** start of ITEMS **

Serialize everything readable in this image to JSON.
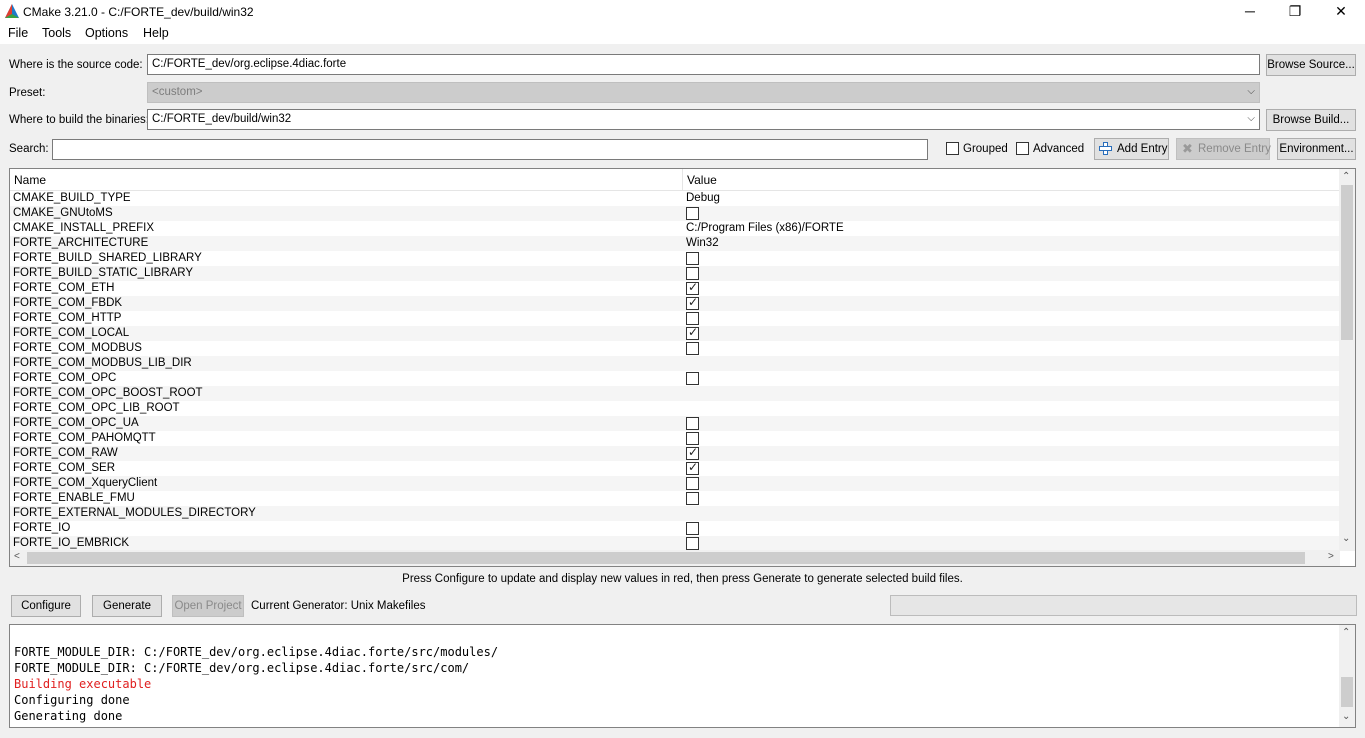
{
  "window": {
    "title": "CMake 3.21.0 - C:/FORTE_dev/build/win32"
  },
  "menu": [
    "File",
    "Tools",
    "Options",
    "Help"
  ],
  "source": {
    "label": "Where is the source code:",
    "value": "C:/FORTE_dev/org.eclipse.4diac.forte",
    "button": "Browse Source..."
  },
  "preset": {
    "label": "Preset:",
    "value": "<custom>"
  },
  "build": {
    "label": "Where to build the binaries:",
    "value": "C:/FORTE_dev/build/win32",
    "button": "Browse Build..."
  },
  "search": {
    "label": "Search:",
    "value": ""
  },
  "toolbar": {
    "grouped": "Grouped",
    "advanced": "Advanced",
    "add_entry": "Add Entry",
    "remove_entry": "Remove Entry",
    "environment": "Environment..."
  },
  "table": {
    "headers": {
      "name": "Name",
      "value": "Value"
    },
    "rows": [
      {
        "name": "CMAKE_BUILD_TYPE",
        "value": "Debug"
      },
      {
        "name": "CMAKE_GNUtoMS",
        "check": false
      },
      {
        "name": "CMAKE_INSTALL_PREFIX",
        "value": "C:/Program Files (x86)/FORTE"
      },
      {
        "name": "FORTE_ARCHITECTURE",
        "value": "Win32"
      },
      {
        "name": "FORTE_BUILD_SHARED_LIBRARY",
        "check": false
      },
      {
        "name": "FORTE_BUILD_STATIC_LIBRARY",
        "check": false
      },
      {
        "name": "FORTE_COM_ETH",
        "check": true
      },
      {
        "name": "FORTE_COM_FBDK",
        "check": true
      },
      {
        "name": "FORTE_COM_HTTP",
        "check": false
      },
      {
        "name": "FORTE_COM_LOCAL",
        "check": true
      },
      {
        "name": "FORTE_COM_MODBUS",
        "check": false
      },
      {
        "name": "FORTE_COM_MODBUS_LIB_DIR",
        "value": ""
      },
      {
        "name": "FORTE_COM_OPC",
        "check": false
      },
      {
        "name": "FORTE_COM_OPC_BOOST_ROOT",
        "value": ""
      },
      {
        "name": "FORTE_COM_OPC_LIB_ROOT",
        "value": ""
      },
      {
        "name": "FORTE_COM_OPC_UA",
        "check": false
      },
      {
        "name": "FORTE_COM_PAHOMQTT",
        "check": false
      },
      {
        "name": "FORTE_COM_RAW",
        "check": true
      },
      {
        "name": "FORTE_COM_SER",
        "check": true
      },
      {
        "name": "FORTE_COM_XqueryClient",
        "check": false
      },
      {
        "name": "FORTE_ENABLE_FMU",
        "check": false
      },
      {
        "name": "FORTE_EXTERNAL_MODULES_DIRECTORY",
        "value": ""
      },
      {
        "name": "FORTE_IO",
        "check": false
      },
      {
        "name": "FORTE_IO_EMBRICK",
        "check": false
      }
    ]
  },
  "hint": "Press Configure to update and display new values in red, then press Generate to generate selected build files.",
  "actions": {
    "configure": "Configure",
    "generate": "Generate",
    "open_project": "Open Project",
    "generator": "Current Generator: Unix Makefiles"
  },
  "log": [
    {
      "text": "FORTE_MODULE_DIR: C:/FORTE_dev/org.eclipse.4diac.forte/src/modules/",
      "error": false
    },
    {
      "text": "FORTE_MODULE_DIR: C:/FORTE_dev/org.eclipse.4diac.forte/src/com/",
      "error": false
    },
    {
      "text": "Building executable",
      "error": true
    },
    {
      "text": "Configuring done",
      "error": false
    },
    {
      "text": "Generating done",
      "error": false
    }
  ],
  "colors": {
    "error_text": "#e02020",
    "add_icon": "#2a6ebb"
  }
}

** end of ITEMS **

§ **DIRECTIONS FOR THIS TASK**:
Repeat all of the data above word for word, minus the pictures.

§ **SOLUTION TO THIS EXERCISE**:
Serialize everything readable in this image to JSON.
{
  "window": {
    "title": "CMake 3.21.0 - C:/FORTE_dev/build/win32"
  },
  "menu": [
    "File",
    "Tools",
    "Options",
    "Help"
  ],
  "source": {
    "label": "Where is the source code:",
    "value": "C:/FORTE_dev/org.eclipse.4diac.forte",
    "button": "Browse Source..."
  },
  "preset": {
    "label": "Preset:",
    "value": "<custom>"
  },
  "build": {
    "label": "Where to build the binaries:",
    "value": "C:/FORTE_dev/build/win32",
    "button": "Browse Build..."
  },
  "search": {
    "label": "Search:",
    "value": ""
  },
  "toolbar": {
    "grouped": "Grouped",
    "advanced": "Advanced",
    "add_entry": "Add Entry",
    "remove_entry": "Remove Entry",
    "environment": "Environment..."
  },
  "table": {
    "headers": {
      "name": "Name",
      "value": "Value"
    },
    "rows": [
      {
        "name": "CMAKE_BUILD_TYPE",
        "value": "Debug"
      },
      {
        "name": "CMAKE_GNUtoMS",
        "check": false
      },
      {
        "name": "CMAKE_INSTALL_PREFIX",
        "value": "C:/Program Files (x86)/FORTE"
      },
      {
        "name": "FORTE_ARCHITECTURE",
        "value": "Win32"
      },
      {
        "name": "FORTE_BUILD_SHARED_LIBRARY",
        "check": false
      },
      {
        "name": "FORTE_BUILD_STATIC_LIBRARY",
        "check": false
      },
      {
        "name": "FORTE_COM_ETH",
        "check": true
      },
      {
        "name": "FORTE_COM_FBDK",
        "check": true
      },
      {
        "name": "FORTE_COM_HTTP",
        "check": false
      },
      {
        "name": "FORTE_COM_LOCAL",
        "check": true
      },
      {
        "name": "FORTE_COM_MODBUS",
        "check": false
      },
      {
        "name": "FORTE_COM_MODBUS_LIB_DIR",
        "value": ""
      },
      {
        "name": "FORTE_COM_OPC",
        "check": false
      },
      {
        "name": "FORTE_COM_OPC_BOOST_ROOT",
        "value": ""
      },
      {
        "name": "FORTE_COM_OPC_LIB_ROOT",
        "value": ""
      },
      {
        "name": "FORTE_COM_OPC_UA",
        "check": false
      },
      {
        "name": "FORTE_COM_PAHOMQTT",
        "check": false
      },
      {
        "name": "FORTE_COM_RAW",
        "check": true
      },
      {
        "name": "FORTE_COM_SER",
        "check": true
      },
      {
        "name": "FORTE_COM_XqueryClient",
        "check": false
      },
      {
        "name": "FORTE_ENABLE_FMU",
        "check": false
      },
      {
        "name": "FORTE_EXTERNAL_MODULES_DIRECTORY",
        "value": ""
      },
      {
        "name": "FORTE_IO",
        "check": false
      },
      {
        "name": "FORTE_IO_EMBRICK",
        "check": false
      }
    ]
  },
  "hint": "Press Configure to update and display new values in red, then press Generate to generate selected build files.",
  "actions": {
    "configure": "Configure",
    "generate": "Generate",
    "open_project": "Open Project",
    "generator": "Current Generator: Unix Makefiles"
  },
  "log": [
    {
      "text": "FORTE_MODULE_DIR: C:/FORTE_dev/org.eclipse.4diac.forte/src/modules/",
      "error": false
    },
    {
      "text": "FORTE_MODULE_DIR: C:/FORTE_dev/org.eclipse.4diac.forte/src/com/",
      "error": false
    },
    {
      "text": "Building executable",
      "error": true
    },
    {
      "text": "Configuring done",
      "error": false
    },
    {
      "text": "Generating done",
      "error": false
    }
  ],
  "colors": {
    "error_text": "#e02020",
    "add_icon": "#2a6ebb"
  }
}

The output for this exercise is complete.